_Problem statement_
Print the complete set of entries exactly.

***

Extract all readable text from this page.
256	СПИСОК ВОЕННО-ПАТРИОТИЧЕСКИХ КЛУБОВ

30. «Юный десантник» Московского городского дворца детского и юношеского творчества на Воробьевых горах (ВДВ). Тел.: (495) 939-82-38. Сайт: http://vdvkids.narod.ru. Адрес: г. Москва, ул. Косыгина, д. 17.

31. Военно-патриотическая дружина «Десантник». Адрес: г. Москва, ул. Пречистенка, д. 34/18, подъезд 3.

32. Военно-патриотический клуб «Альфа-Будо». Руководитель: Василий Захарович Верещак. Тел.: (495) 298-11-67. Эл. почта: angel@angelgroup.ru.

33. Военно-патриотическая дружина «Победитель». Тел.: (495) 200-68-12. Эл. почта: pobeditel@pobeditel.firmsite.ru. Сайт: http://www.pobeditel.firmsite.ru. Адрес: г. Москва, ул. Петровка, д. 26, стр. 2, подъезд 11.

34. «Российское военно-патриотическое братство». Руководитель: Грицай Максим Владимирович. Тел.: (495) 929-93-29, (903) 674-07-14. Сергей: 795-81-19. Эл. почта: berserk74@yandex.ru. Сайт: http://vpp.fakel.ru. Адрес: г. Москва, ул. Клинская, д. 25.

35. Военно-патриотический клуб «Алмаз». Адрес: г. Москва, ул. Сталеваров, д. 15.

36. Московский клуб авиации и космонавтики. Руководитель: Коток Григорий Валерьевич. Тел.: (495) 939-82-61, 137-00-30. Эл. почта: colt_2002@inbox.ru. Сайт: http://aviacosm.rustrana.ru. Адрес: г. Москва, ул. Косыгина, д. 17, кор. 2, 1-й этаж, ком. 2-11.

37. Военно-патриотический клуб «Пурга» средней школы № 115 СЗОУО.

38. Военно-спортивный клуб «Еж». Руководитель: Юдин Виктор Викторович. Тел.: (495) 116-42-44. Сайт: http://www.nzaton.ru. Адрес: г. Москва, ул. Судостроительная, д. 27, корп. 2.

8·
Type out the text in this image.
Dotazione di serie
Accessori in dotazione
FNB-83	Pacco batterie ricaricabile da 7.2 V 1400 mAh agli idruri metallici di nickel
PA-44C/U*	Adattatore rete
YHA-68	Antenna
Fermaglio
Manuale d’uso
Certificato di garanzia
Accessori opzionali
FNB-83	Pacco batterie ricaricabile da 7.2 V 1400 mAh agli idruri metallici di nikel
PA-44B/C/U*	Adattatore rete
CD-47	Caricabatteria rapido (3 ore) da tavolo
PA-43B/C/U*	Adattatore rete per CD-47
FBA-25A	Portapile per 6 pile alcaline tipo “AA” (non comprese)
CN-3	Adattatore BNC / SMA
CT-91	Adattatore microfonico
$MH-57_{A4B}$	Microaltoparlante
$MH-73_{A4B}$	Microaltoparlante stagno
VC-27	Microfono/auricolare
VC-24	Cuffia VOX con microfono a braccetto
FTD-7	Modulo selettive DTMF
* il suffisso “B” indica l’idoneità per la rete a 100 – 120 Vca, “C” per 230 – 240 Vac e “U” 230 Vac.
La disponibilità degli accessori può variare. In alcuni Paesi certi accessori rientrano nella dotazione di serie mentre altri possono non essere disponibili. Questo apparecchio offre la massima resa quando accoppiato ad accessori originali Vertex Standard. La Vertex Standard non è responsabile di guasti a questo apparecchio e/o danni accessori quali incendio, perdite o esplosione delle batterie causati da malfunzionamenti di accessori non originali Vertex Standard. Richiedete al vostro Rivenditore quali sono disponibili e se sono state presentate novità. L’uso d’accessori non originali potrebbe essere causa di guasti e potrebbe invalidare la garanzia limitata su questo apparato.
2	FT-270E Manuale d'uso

***

_Solution to this exercise_
Extract all readable text from this page.
256	СПИСОК ВОЕННО-ПАТРИОТИЧЕСКИХ КЛУБОВ

30. «Юный десантник» Московского городского дворца детского и юношеского творчества на Воробьевых горах (ВДВ). Тел.: (495) 939-82-38. Сайт: http://vdvkids.narod.ru. Адрес: г. Москва, ул. Косыгина, д. 17.

31. Военно-патриотическая дружина «Десантник». Адрес: г. Москва, ул. Пречистенка, д. 34/18, подъезд 3.

32. Военно-патриотический клуб «Альфа-Будо». Руководитель: Василий Захарович Верещак. Тел.: (495) 298-11-67. Эл. почта: angel@angelgroup.ru.

33. Военно-патриотическая дружина «Победитель». Тел.: (495) 200-68-12. Эл. почта: pobeditel@pobeditel.firmsite.ru. Сайт: http://www.pobeditel.firmsite.ru. Адрес: г. Москва, ул. Петровка, д. 26, стр. 2, подъезд 11.

34. «Российское военно-патриотическое братство». Руководитель: Грицай Максим Владимирович. Тел.: (495) 929-93-29, (903) 674-07-14. Сергей: 795-81-19. Эл. почта: berserk74@yandex.ru. Сайт: http://vpp.fakel.ru. Адрес: г. Москва, ул. Клинская, д. 25.

35. Военно-патриотический клуб «Алмаз». Адрес: г. Москва, ул. Сталеваров, д. 15.

36. Московский клуб авиации и космонавтики. Руководитель: Коток Григорий Валерьевич. Тел.: (495) 939-82-61, 137-00-30. Эл. почта: colt_2002@inbox.ru. Сайт: http://aviacosm.rustrana.ru. Адрес: г. Москва, ул. Косыгина, д. 17, кор. 2, 1-й этаж, ком. 2-11.

37. Военно-патриотический клуб «Пурга» средней школы № 115 СЗОУО.

38. Военно-спортивный клуб «Еж». Руководитель: Юдин Виктор Викторович. Тел.: (495) 116-42-44. Сайт: http://www.nzaton.ru. Адрес: г. Москва, ул. Судостроительная, д. 27, корп. 2.

8·
Type out the text in this image.
Dotazione di serie
Accessori in dotazione
FNB-83	Pacco batterie ricaricabile da 7.2 V 1400 mAh agli idruri metallici di nickel
PA-44C/U*	Adattatore rete
YHA-68	Antenna
Fermaglio
Manuale d’uso
Certificato di garanzia
Accessori opzionali
FNB-83	Pacco batterie ricaricabile da 7.2 V 1400 mAh agli idruri metallici di nikel
PA-44B/C/U*	Adattatore rete
CD-47	Caricabatteria rapido (3 ore) da tavolo
PA-43B/C/U*	Adattatore rete per CD-47
FBA-25A	Portapile per 6 pile alcaline tipo “AA” (non comprese)
CN-3	Adattatore BNC / SMA
CT-91	Adattatore microfonico
$MH-57_{A4B}$	Microaltoparlante
$MH-73_{A4B}$	Microaltoparlante stagno
VC-27	Microfono/auricolare
VC-24	Cuffia VOX con microfono a braccetto
FTD-7	Modulo selettive DTMF
* il suffisso “B” indica l’idoneità per la rete a 100 – 120 Vca, “C” per 230 – 240 Vac e “U” 230 Vac.
La disponibilità degli accessori può variare. In alcuni Paesi certi accessori rientrano nella dotazione di serie mentre altri possono non essere disponibili. Questo apparecchio offre la massima resa quando accoppiato ad accessori originali Vertex Standard. La Vertex Standard non è responsabile di guasti a questo apparecchio e/o danni accessori quali incendio, perdite o esplosione delle batterie causati da malfunzionamenti di accessori non originali Vertex Standard. Richiedete al vostro Rivenditore quali sono disponibili e se sono state presentate novità. L’uso d’accessori non originali potrebbe essere causa di guasti e potrebbe invalidare la garanzia limitata su questo apparato.
2	FT-270E Manuale d'uso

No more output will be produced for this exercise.